Without including any images, reproduce each entry exactly.
+---+
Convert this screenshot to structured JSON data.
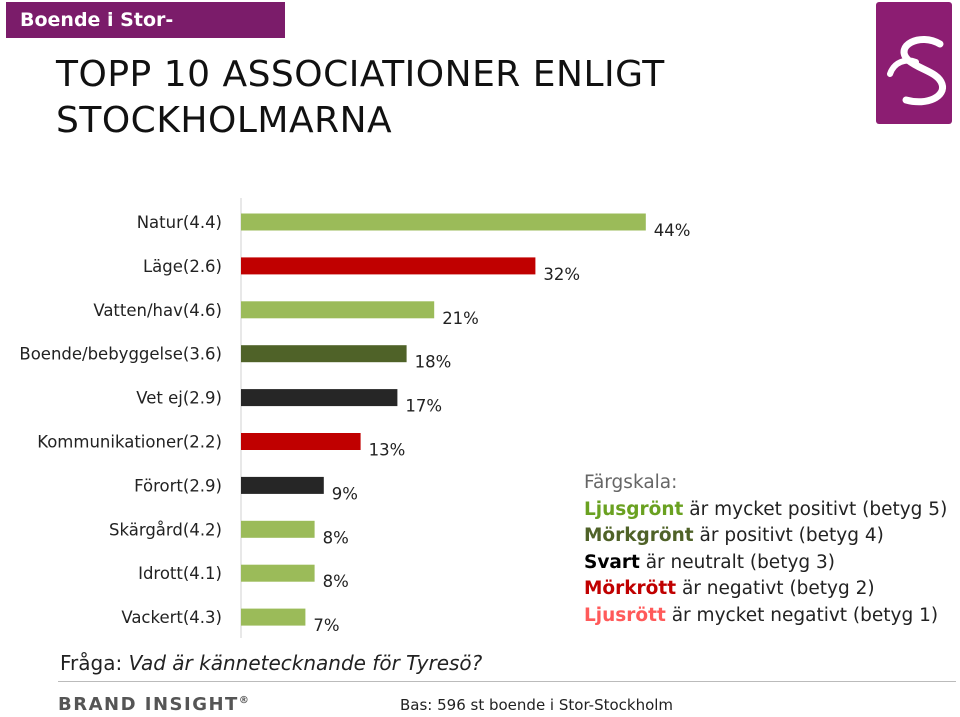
{
  "header": {
    "tag": "Boende i Stor-Stockholm"
  },
  "title": {
    "line1": "TOPP 10 ASSOCIATIONER ENLIGT",
    "line2": "STOCKHOLMARNA"
  },
  "colors": {
    "light_green": "#9bbb59",
    "dark_green": "#4f6228",
    "black": "#262626",
    "dark_red": "#c00000",
    "light_red": "#ff5a5a",
    "brand_purple": "#7b1c6a"
  },
  "chart_data": {
    "type": "bar",
    "orientation": "horizontal",
    "categories": [
      "Natur(4.4)",
      "Läge(2.6)",
      "Vatten/hav(4.6)",
      "Boende/bebyggelse(3.6)",
      "Vet ej(2.9)",
      "Kommunikationer(2.2)",
      "Förort(2.9)",
      "Skärgård(4.2)",
      "Idrott(4.1)",
      "Vackert(4.3)"
    ],
    "values": [
      44,
      32,
      21,
      18,
      17,
      13,
      9,
      8,
      8,
      7
    ],
    "value_labels": [
      "44%",
      "32%",
      "21%",
      "18%",
      "17%",
      "13%",
      "9%",
      "8%",
      "8%",
      "7%"
    ],
    "bar_colors": [
      "#9bbb59",
      "#c00000",
      "#9bbb59",
      "#4f6228",
      "#262626",
      "#c00000",
      "#262626",
      "#9bbb59",
      "#9bbb59",
      "#9bbb59"
    ],
    "unit": "%",
    "xlim": [
      0,
      50
    ],
    "grid": false,
    "legend": "none"
  },
  "legend": {
    "heading": "Färgskala:",
    "items": [
      {
        "key": "Ljusgrönt",
        "rest": " är mycket positivt (betyg 5)",
        "color": "#6aa121"
      },
      {
        "key": "Mörkgrönt",
        "rest": " är positivt (betyg 4)",
        "color": "#4f6228"
      },
      {
        "key": "Svart",
        "rest": " är neutralt (betyg 3)",
        "color": "#000000"
      },
      {
        "key": "Mörkrött",
        "rest": " är negativt (betyg 2)",
        "color": "#c00000"
      },
      {
        "key": "Ljusrött",
        "rest": " är mycket negativt (betyg 1)",
        "color": "#ff5a5a"
      }
    ]
  },
  "footer": {
    "question_label": "Fråga:",
    "question_text": "Vad är kännetecknande för Tyresö?",
    "brand": "BRAND INSIGHT",
    "brand_mark": "®",
    "base": "Bas: 596 st boende i Stor-Stockholm"
  },
  "logo": {
    "icon": "brand-insight-swirl-icon"
  }
}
+---+
Answer for the task:
Convert this screenshot to structured JSON data.
{
  "header": {
    "tag": "Boende i Stor-Stockholm"
  },
  "title": {
    "line1": "TOPP 10 ASSOCIATIONER ENLIGT",
    "line2": "STOCKHOLMARNA"
  },
  "colors": {
    "light_green": "#9bbb59",
    "dark_green": "#4f6228",
    "black": "#262626",
    "dark_red": "#c00000",
    "light_red": "#ff5a5a",
    "brand_purple": "#7b1c6a"
  },
  "chart_data": {
    "type": "bar",
    "orientation": "horizontal",
    "categories": [
      "Natur(4.4)",
      "Läge(2.6)",
      "Vatten/hav(4.6)",
      "Boende/bebyggelse(3.6)",
      "Vet ej(2.9)",
      "Kommunikationer(2.2)",
      "Förort(2.9)",
      "Skärgård(4.2)",
      "Idrott(4.1)",
      "Vackert(4.3)"
    ],
    "values": [
      44,
      32,
      21,
      18,
      17,
      13,
      9,
      8,
      8,
      7
    ],
    "value_labels": [
      "44%",
      "32%",
      "21%",
      "18%",
      "17%",
      "13%",
      "9%",
      "8%",
      "8%",
      "7%"
    ],
    "bar_colors": [
      "#9bbb59",
      "#c00000",
      "#9bbb59",
      "#4f6228",
      "#262626",
      "#c00000",
      "#262626",
      "#9bbb59",
      "#9bbb59",
      "#9bbb59"
    ],
    "unit": "%",
    "xlim": [
      0,
      50
    ],
    "grid": false,
    "legend": "none"
  },
  "legend": {
    "heading": "Färgskala:",
    "items": [
      {
        "key": "Ljusgrönt",
        "rest": " är mycket positivt (betyg 5)",
        "color": "#6aa121"
      },
      {
        "key": "Mörkgrönt",
        "rest": " är positivt (betyg 4)",
        "color": "#4f6228"
      },
      {
        "key": "Svart",
        "rest": " är neutralt (betyg 3)",
        "color": "#000000"
      },
      {
        "key": "Mörkrött",
        "rest": " är negativt (betyg 2)",
        "color": "#c00000"
      },
      {
        "key": "Ljusrött",
        "rest": " är mycket negativt (betyg 1)",
        "color": "#ff5a5a"
      }
    ]
  },
  "footer": {
    "question_label": "Fråga:",
    "question_text": "Vad är kännetecknande för Tyresö?",
    "brand": "BRAND INSIGHT",
    "brand_mark": "®",
    "base": "Bas: 596 st boende i Stor-Stockholm"
  },
  "logo": {
    "icon": "brand-insight-swirl-icon"
  }
}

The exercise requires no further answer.